→ **EXTRACTED DATA**:
»»
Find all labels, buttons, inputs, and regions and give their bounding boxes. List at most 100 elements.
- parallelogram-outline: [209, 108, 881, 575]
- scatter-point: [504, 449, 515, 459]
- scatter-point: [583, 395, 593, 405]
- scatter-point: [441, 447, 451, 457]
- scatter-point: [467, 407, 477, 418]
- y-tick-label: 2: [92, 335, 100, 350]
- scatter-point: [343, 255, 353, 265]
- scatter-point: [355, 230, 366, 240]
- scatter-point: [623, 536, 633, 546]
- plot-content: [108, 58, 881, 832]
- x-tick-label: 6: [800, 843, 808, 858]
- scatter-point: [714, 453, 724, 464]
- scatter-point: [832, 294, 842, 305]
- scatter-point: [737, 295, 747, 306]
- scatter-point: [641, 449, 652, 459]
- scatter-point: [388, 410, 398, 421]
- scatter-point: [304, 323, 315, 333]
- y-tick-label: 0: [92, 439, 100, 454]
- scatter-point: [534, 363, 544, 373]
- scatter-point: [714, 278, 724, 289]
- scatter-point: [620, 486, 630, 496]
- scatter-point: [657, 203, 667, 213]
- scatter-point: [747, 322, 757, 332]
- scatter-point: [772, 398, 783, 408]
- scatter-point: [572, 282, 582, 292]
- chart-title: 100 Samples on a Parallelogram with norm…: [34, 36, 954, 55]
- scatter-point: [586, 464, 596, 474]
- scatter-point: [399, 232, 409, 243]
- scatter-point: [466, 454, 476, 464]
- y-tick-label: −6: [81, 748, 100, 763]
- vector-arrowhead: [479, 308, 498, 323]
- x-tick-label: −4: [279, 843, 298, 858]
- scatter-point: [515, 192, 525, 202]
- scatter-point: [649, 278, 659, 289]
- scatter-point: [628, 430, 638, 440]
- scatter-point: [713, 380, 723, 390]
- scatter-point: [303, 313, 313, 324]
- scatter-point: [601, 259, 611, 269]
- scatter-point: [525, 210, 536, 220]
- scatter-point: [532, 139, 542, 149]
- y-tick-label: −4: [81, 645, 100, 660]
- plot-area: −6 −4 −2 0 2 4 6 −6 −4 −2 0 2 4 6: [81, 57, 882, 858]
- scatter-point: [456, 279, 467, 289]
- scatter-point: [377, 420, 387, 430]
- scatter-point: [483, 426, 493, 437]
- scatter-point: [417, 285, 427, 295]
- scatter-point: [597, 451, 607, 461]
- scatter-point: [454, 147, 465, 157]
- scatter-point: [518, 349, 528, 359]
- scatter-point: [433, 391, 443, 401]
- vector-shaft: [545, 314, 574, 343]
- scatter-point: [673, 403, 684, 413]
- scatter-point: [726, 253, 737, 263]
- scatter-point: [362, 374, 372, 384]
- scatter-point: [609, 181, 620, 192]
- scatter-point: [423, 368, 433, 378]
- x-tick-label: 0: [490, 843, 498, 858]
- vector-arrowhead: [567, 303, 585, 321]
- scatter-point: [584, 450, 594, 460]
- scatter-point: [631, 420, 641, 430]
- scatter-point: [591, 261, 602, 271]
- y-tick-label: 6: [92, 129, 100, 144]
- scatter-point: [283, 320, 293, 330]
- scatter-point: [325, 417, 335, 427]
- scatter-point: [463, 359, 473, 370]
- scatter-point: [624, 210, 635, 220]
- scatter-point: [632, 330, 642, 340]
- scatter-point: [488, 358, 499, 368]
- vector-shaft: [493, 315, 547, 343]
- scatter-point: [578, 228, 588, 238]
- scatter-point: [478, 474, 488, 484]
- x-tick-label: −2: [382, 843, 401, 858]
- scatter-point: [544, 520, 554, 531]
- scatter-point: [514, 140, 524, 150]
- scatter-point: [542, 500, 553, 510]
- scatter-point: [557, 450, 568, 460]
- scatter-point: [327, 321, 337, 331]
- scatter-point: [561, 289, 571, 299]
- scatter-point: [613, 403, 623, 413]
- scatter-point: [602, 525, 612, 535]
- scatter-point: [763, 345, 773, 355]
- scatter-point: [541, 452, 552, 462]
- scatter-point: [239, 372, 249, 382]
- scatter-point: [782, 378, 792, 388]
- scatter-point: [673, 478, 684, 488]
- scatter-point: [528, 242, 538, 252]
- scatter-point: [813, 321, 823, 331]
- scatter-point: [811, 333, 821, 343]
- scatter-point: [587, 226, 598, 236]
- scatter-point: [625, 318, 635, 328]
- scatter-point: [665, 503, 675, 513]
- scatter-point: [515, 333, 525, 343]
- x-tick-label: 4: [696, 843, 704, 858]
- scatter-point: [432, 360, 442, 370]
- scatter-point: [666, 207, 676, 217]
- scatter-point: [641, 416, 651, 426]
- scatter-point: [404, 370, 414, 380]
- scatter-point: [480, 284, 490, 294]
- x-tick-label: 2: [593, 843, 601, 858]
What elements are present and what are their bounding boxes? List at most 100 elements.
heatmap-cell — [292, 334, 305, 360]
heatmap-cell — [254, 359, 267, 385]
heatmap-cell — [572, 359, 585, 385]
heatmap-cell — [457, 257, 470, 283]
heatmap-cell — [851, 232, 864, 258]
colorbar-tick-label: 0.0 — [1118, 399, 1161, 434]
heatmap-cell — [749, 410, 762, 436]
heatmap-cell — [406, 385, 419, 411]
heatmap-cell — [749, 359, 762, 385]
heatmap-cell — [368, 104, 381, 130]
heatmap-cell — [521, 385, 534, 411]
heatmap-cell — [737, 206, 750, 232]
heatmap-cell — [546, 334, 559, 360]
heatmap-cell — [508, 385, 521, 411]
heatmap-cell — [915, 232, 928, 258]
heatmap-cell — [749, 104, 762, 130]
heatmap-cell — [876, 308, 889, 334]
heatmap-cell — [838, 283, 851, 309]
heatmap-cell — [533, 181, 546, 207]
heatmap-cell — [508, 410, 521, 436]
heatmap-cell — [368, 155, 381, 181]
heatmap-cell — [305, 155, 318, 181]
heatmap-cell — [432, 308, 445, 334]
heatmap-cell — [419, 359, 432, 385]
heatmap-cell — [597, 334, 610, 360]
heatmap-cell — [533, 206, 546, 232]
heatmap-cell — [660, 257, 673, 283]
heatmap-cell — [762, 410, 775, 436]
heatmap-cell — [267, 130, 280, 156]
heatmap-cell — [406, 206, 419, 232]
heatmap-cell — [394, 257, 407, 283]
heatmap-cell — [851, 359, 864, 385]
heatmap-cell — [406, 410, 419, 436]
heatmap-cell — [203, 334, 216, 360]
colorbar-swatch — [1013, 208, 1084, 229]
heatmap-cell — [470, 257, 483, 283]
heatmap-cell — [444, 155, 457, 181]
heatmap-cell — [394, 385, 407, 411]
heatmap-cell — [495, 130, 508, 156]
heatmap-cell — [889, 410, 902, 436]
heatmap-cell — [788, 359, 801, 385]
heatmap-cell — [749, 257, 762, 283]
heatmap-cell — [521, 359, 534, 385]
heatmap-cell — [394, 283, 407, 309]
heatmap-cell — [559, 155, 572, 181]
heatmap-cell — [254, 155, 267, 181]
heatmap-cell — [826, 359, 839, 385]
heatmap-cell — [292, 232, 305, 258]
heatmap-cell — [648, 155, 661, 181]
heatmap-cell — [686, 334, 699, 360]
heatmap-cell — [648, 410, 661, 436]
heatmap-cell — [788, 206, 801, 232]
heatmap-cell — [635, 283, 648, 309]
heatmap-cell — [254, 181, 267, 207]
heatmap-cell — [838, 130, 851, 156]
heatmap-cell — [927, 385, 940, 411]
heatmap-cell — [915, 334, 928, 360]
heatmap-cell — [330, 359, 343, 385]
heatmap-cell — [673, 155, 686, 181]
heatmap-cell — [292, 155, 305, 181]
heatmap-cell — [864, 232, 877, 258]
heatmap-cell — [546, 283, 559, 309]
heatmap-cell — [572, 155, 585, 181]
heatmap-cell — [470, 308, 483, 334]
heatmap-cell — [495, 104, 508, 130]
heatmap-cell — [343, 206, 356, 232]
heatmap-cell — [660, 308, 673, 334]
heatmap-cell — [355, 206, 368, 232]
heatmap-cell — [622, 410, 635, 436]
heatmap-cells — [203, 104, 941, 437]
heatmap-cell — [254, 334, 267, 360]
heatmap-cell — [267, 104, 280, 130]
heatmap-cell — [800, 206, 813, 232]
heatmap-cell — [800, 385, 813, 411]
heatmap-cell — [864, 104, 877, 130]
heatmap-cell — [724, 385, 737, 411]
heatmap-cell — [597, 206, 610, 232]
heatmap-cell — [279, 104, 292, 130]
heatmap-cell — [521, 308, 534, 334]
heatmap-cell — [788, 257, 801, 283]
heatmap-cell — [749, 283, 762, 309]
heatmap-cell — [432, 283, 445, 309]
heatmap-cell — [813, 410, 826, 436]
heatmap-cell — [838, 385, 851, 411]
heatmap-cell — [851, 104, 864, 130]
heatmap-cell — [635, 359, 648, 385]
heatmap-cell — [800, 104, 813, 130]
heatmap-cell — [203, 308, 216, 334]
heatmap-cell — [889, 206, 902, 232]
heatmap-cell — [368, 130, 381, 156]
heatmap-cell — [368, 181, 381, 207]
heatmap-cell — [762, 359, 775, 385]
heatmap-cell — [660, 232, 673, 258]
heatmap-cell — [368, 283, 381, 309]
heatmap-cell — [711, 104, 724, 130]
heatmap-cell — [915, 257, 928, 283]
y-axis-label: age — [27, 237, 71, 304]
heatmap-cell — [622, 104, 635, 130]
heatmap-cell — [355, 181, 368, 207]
««
Starting at the top of the material and stopping after the line that contains "- plot-content: [108, 58, 881, 832]", write those lines out again with "scatter-point" changed to "data-point" wherever it appears. Leave everything else as it is.

Find all labels, buttons, inputs, and regions and give their bounding boxes. List at most 100 elements.
- parallelogram-outline: [209, 108, 881, 575]
- data-point: [504, 449, 515, 459]
- data-point: [583, 395, 593, 405]
- data-point: [441, 447, 451, 457]
- data-point: [467, 407, 477, 418]
- y-tick-label: 2: [92, 335, 100, 350]
- data-point: [343, 255, 353, 265]
- data-point: [355, 230, 366, 240]
- data-point: [623, 536, 633, 546]
- plot-content: [108, 58, 881, 832]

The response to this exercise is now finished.